Figure data in JSON:
_ _ _

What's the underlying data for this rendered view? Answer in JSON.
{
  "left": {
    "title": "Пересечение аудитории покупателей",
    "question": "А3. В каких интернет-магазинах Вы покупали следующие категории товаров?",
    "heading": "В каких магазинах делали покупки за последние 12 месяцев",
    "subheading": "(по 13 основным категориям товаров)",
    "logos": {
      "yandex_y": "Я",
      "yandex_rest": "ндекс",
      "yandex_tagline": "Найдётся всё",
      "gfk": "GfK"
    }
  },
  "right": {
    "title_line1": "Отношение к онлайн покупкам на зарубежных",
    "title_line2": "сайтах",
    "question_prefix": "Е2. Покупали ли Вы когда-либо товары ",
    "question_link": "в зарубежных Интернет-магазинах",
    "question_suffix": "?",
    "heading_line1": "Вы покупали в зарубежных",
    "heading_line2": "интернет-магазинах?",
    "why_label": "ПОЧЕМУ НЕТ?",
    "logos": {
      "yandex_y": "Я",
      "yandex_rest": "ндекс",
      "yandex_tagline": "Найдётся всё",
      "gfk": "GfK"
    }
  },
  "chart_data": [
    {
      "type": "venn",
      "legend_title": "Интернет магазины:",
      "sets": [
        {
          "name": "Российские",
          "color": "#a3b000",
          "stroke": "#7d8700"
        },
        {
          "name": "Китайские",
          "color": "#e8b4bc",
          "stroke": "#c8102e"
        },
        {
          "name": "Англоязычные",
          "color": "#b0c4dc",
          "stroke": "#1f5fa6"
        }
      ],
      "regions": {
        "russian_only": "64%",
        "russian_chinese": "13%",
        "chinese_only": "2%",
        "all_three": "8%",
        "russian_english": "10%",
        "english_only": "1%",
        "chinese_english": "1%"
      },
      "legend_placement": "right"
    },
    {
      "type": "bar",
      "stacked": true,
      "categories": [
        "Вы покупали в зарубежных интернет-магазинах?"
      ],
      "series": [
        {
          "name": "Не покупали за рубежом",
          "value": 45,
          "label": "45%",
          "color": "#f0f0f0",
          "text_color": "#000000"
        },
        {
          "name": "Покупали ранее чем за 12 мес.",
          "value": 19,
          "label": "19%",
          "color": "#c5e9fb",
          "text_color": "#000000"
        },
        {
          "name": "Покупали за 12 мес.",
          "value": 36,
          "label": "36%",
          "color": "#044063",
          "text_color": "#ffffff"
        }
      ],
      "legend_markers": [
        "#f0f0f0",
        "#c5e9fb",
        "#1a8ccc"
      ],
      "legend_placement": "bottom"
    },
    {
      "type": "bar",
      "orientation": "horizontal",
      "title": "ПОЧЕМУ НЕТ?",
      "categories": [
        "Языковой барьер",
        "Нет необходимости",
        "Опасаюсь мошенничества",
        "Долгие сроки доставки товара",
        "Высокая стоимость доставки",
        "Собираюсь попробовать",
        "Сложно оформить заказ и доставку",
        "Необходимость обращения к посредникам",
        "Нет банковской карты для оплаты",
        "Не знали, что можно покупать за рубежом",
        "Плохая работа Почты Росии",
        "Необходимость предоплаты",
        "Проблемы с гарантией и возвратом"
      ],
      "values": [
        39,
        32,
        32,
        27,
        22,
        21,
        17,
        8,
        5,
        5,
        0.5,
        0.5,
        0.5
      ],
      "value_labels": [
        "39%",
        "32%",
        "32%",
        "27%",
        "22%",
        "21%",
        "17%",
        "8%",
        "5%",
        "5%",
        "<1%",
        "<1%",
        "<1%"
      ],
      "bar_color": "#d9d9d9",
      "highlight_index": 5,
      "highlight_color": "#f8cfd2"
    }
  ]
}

_ _ _

Request — Give back each line above precisely as it stands.

The reply —
What's the underlying data for this rendered view? Answer in JSON.
{
  "left": {
    "title": "Пересечение аудитории покупателей",
    "question": "А3. В каких интернет-магазинах Вы покупали следующие категории товаров?",
    "heading": "В каких магазинах делали покупки за последние 12 месяцев",
    "subheading": "(по 13 основным категориям товаров)",
    "logos": {
      "yandex_y": "Я",
      "yandex_rest": "ндекс",
      "yandex_tagline": "Найдётся всё",
      "gfk": "GfK"
    }
  },
  "right": {
    "title_line1": "Отношение к онлайн покупкам на зарубежных",
    "title_line2": "сайтах",
    "question_prefix": "Е2. Покупали ли Вы когда-либо товары ",
    "question_link": "в зарубежных Интернет-магазинах",
    "question_suffix": "?",
    "heading_line1": "Вы покупали в зарубежных",
    "heading_line2": "интернет-магазинах?",
    "why_label": "ПОЧЕМУ НЕТ?",
    "logos": {
      "yandex_y": "Я",
      "yandex_rest": "ндекс",
      "yandex_tagline": "Найдётся всё",
      "gfk": "GfK"
    }
  },
  "chart_data": [
    {
      "type": "venn",
      "legend_title": "Интернет магазины:",
      "sets": [
        {
          "name": "Российские",
          "color": "#a3b000",
          "stroke": "#7d8700"
        },
        {
          "name": "Китайские",
          "color": "#e8b4bc",
          "stroke": "#c8102e"
        },
        {
          "name": "Англоязычные",
          "color": "#b0c4dc",
          "stroke": "#1f5fa6"
        }
      ],
      "regions": {
        "russian_only": "64%",
        "russian_chinese": "13%",
        "chinese_only": "2%",
        "all_three": "8%",
        "russian_english": "10%",
        "english_only": "1%",
        "chinese_english": "1%"
      },
      "legend_placement": "right"
    },
    {
      "type": "bar",
      "stacked": true,
      "categories": [
        "Вы покупали в зарубежных интернет-магазинах?"
      ],
      "series": [
        {
          "name": "Не покупали за рубежом",
          "value": 45,
          "label": "45%",
          "color": "#f0f0f0",
          "text_color": "#000000"
        },
        {
          "name": "Покупали ранее чем за 12 мес.",
          "value": 19,
          "label": "19%",
          "color": "#c5e9fb",
          "text_color": "#000000"
        },
        {
          "name": "Покупали за 12 мес.",
          "value": 36,
          "label": "36%",
          "color": "#044063",
          "text_color": "#ffffff"
        }
      ],
      "legend_markers": [
        "#f0f0f0",
        "#c5e9fb",
        "#1a8ccc"
      ],
      "legend_placement": "bottom"
    },
    {
      "type": "bar",
      "orientation": "horizontal",
      "title": "ПОЧЕМУ НЕТ?",
      "categories": [
        "Языковой барьер",
        "Нет необходимости",
        "Опасаюсь мошенничества",
        "Долгие сроки доставки товара",
        "Высокая стоимость доставки",
        "Собираюсь попробовать",
        "Сложно оформить заказ и доставку",
        "Необходимость обращения к посредникам",
        "Нет банковской карты для оплаты",
        "Не знали, что можно покупать за рубежом",
        "Плохая работа Почты Росии",
        "Необходимость предоплаты",
        "Проблемы с гарантией и возвратом"
      ],
      "values": [
        39,
        32,
        32,
        27,
        22,
        21,
        17,
        8,
        5,
        5,
        0.5,
        0.5,
        0.5
      ],
      "value_labels": [
        "39%",
        "32%",
        "32%",
        "27%",
        "22%",
        "21%",
        "17%",
        "8%",
        "5%",
        "5%",
        "<1%",
        "<1%",
        "<1%"
      ],
      "bar_color": "#d9d9d9",
      "highlight_index": 5,
      "highlight_color": "#f8cfd2"
    }
  ]
}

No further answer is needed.